[Start Information provided]

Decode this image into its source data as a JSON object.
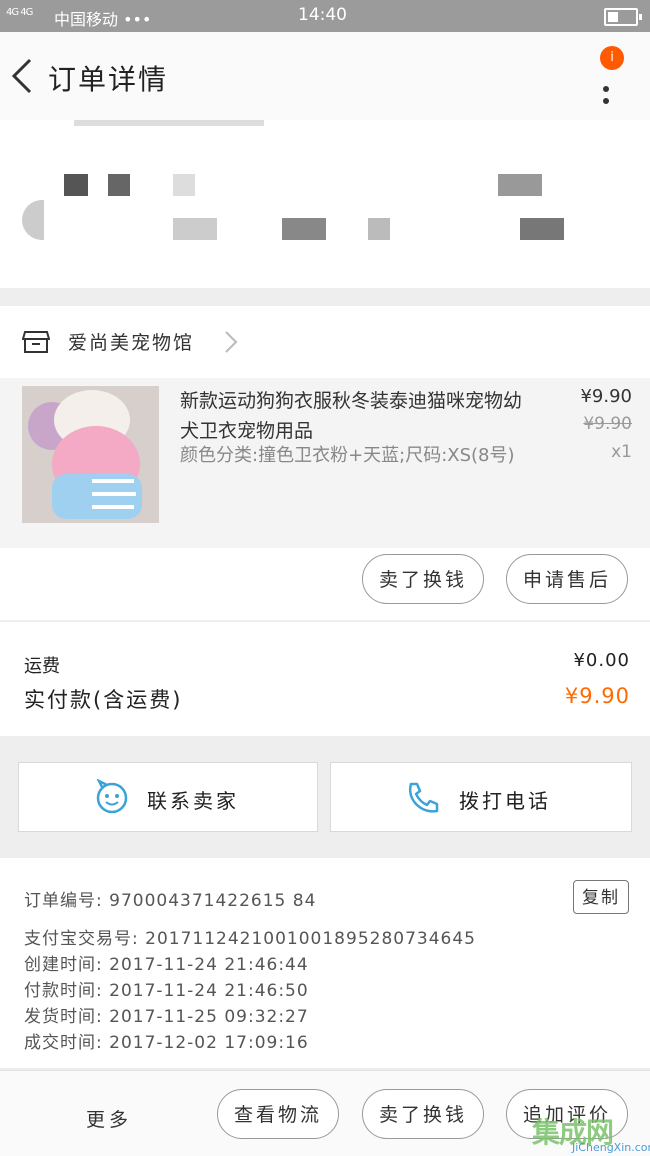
{
  "status_bar": {
    "signal": "4G 4G",
    "carrier": "中国移动 •••",
    "time": "14:40"
  },
  "header": {
    "title": "订单详情",
    "badge": "i"
  },
  "shop": {
    "name": "爱尚美宠物馆"
  },
  "item": {
    "title": "新款运动狗狗衣服秋冬装泰迪猫咪宠物幼犬卫衣宠物用品",
    "sku": "颜色分类:撞色卫衣粉+天蓝;尺码:XS(8号)",
    "price": "¥9.90",
    "original_price": "¥9.90",
    "quantity": "x1",
    "buttons": [
      "卖了换钱",
      "申请售后"
    ]
  },
  "totals": {
    "shipping_label": "运费",
    "shipping_value": "¥0.00",
    "paid_label": "实付款(含运费)",
    "paid_value": "¥9.90"
  },
  "contact": {
    "seller_label": "联系卖家",
    "call_label": "拨打电话"
  },
  "order_info": {
    "order_no": "订单编号: 970004371422615 84",
    "alipay_no": "支付宝交易号: 2017112421001001895280734645",
    "created": "创建时间: 2017-11-24 21:46:44",
    "paid": "付款时间: 2017-11-24 21:46:50",
    "shipped": "发货时间: 2017-11-25 09:32:27",
    "completed": "成交时间: 2017-12-02 17:09:16",
    "copy_label": "复制"
  },
  "bottom_bar": {
    "more_label": "更多",
    "logistics_label": "查看物流",
    "sell_label": "卖了换钱",
    "review_label": "追加评价"
  },
  "watermark": {
    "text": "集成网",
    "url": "JiChengXin.com"
  },
  "colors": {
    "accent": "#ff6a00",
    "badge": "#ff5a00",
    "icon_blue": "#3aa3d8"
  }
}
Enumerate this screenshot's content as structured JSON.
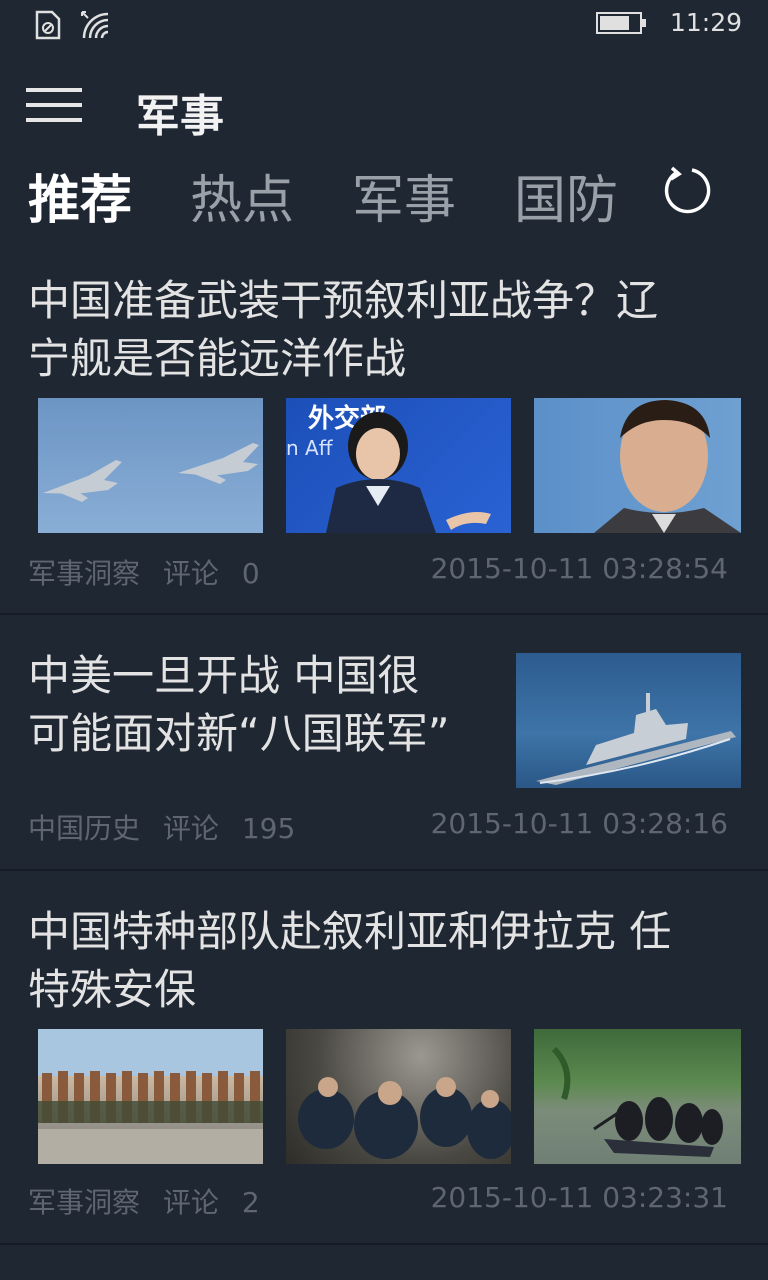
{
  "status_bar": {
    "time": "11:29",
    "battery_level": 0.7
  },
  "header": {
    "title": "军事"
  },
  "tabs": [
    {
      "label": "推荐",
      "active": true
    },
    {
      "label": "热点",
      "active": false
    },
    {
      "label": "军事",
      "active": false
    },
    {
      "label": "国防",
      "active": false
    }
  ],
  "articles": [
    {
      "title": "中国准备武装干预叙利亚战争？辽宁舰是否能远洋作战",
      "title_lines": [
        "中国准备武装干预叙利亚战争？辽",
        "宁舰是否能远洋作战"
      ],
      "source": "军事洞察",
      "comment_label": "评论",
      "comment_count": "0",
      "date": "2015-10-11 03:28:54",
      "thumbs": [
        "fighter-jets",
        "spokeswoman-podium",
        "syrian-leader-portrait"
      ],
      "thumb_banner_text": "外交部",
      "thumb_banner_text2": "n Aff"
    },
    {
      "title": "中美一旦开战 中国很可能面对新“八国联军”",
      "title_lines": [
        "中美一旦开战 中国很",
        "可能面对新“八国联军”"
      ],
      "source": "中国历史",
      "comment_label": "评论",
      "comment_count": "195",
      "date": "2015-10-11 03:28:16",
      "thumbs": [
        "destroyer-at-sea"
      ]
    },
    {
      "title": "中国特种部队赴叙利亚和伊拉克 任特殊安保",
      "title_lines": [
        "中国特种部队赴叙利亚和伊拉克 任",
        "特殊安保"
      ],
      "source": "军事洞察",
      "comment_label": "评论",
      "comment_count": "2",
      "date": "2015-10-11 03:23:31",
      "thumbs": [
        "soldiers-lineup",
        "soldiers-training",
        "soldiers-in-boat"
      ]
    }
  ],
  "colors": {
    "background": "#1f2733",
    "header_bg": "#232a36",
    "meta_text": "#5f6672",
    "title_text": "#e3e3e3"
  }
}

[End Information provided]

Stated task – Show each line of the listing that holds the string "source".

Exercise response –
Decode this image into its source data as a JSON object.
      "source": "军事洞察",
      "source": "中国历史",
      "source": "军事洞察",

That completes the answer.